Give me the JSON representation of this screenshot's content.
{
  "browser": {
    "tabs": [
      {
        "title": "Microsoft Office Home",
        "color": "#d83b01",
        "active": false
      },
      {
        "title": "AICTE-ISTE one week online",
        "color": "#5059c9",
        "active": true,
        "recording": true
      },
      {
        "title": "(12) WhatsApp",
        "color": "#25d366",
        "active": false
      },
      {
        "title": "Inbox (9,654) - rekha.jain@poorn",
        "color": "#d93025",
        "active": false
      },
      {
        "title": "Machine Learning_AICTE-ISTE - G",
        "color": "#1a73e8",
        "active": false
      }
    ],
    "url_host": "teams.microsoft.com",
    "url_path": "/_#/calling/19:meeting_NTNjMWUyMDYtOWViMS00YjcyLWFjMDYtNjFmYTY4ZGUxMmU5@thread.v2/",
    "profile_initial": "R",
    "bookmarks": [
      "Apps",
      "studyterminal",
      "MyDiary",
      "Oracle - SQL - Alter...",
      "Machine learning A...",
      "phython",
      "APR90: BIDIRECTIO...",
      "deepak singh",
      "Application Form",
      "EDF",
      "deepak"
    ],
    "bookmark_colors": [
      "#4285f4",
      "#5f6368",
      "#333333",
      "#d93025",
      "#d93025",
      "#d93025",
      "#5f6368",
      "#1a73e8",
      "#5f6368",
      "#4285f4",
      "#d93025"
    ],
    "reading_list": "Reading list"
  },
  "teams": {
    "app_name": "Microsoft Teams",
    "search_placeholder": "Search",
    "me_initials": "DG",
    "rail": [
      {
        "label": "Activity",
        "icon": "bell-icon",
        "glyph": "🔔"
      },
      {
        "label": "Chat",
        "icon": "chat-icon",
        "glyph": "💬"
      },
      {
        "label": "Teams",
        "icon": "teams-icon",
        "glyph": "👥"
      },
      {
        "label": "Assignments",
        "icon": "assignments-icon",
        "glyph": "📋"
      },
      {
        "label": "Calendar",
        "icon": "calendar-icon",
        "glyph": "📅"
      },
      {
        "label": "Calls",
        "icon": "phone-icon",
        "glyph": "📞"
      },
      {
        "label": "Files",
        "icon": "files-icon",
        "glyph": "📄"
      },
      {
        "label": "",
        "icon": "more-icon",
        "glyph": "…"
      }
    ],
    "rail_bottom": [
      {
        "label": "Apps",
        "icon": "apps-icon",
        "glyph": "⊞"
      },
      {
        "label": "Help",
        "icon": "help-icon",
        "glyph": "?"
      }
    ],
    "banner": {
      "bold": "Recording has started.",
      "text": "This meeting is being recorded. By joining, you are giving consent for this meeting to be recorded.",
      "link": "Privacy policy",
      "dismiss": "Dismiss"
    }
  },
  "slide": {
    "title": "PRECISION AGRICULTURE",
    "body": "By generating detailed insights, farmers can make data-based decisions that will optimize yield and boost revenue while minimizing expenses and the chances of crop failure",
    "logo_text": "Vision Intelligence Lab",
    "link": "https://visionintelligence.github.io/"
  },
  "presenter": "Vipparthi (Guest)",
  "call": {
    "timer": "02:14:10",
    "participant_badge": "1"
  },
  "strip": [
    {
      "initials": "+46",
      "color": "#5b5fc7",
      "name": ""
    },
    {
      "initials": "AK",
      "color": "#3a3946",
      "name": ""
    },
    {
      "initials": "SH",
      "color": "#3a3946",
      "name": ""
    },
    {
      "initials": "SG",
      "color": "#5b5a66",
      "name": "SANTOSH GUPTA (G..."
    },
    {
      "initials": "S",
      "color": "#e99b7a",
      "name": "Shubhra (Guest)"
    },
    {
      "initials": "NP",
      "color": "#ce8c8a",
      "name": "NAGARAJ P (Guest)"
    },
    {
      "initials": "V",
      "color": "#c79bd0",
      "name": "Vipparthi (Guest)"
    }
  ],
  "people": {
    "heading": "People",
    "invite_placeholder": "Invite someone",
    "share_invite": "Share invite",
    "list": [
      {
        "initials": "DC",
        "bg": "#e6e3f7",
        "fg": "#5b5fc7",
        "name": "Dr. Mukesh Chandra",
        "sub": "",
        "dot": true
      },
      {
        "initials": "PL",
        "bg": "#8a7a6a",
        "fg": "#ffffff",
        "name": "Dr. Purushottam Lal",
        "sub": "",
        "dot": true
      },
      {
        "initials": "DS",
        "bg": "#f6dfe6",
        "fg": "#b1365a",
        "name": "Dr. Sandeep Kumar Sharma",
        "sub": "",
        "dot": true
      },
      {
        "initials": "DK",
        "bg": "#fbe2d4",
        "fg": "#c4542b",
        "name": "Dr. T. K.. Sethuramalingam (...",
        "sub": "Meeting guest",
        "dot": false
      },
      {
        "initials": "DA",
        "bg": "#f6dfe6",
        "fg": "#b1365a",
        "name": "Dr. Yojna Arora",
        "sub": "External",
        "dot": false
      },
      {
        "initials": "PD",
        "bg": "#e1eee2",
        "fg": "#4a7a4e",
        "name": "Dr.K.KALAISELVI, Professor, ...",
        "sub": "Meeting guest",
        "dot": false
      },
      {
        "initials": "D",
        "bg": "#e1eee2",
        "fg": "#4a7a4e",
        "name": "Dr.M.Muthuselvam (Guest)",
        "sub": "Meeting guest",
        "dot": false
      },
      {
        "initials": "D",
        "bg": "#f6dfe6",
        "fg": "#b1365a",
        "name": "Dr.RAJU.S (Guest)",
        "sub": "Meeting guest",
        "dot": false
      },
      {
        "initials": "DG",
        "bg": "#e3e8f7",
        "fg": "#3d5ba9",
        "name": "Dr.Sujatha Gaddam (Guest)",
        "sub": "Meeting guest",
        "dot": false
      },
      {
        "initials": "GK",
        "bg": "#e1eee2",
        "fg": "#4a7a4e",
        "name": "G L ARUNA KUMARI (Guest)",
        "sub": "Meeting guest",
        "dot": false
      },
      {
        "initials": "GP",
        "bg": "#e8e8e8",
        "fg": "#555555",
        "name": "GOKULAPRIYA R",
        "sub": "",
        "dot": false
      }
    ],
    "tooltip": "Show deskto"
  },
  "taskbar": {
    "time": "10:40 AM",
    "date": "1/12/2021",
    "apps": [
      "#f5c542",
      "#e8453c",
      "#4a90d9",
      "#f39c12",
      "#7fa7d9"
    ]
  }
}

- [Goal]:
Copy each line of the data above that holds "glyph".

- [Task result]:
        "glyph": "🔔"
        "glyph": "💬"
        "glyph": "👥"
        "glyph": "📋"
        "glyph": "📅"
        "glyph": "📞"
        "glyph": "📄"
        "glyph": "…"
        "glyph": "⊞"
        "glyph": "?"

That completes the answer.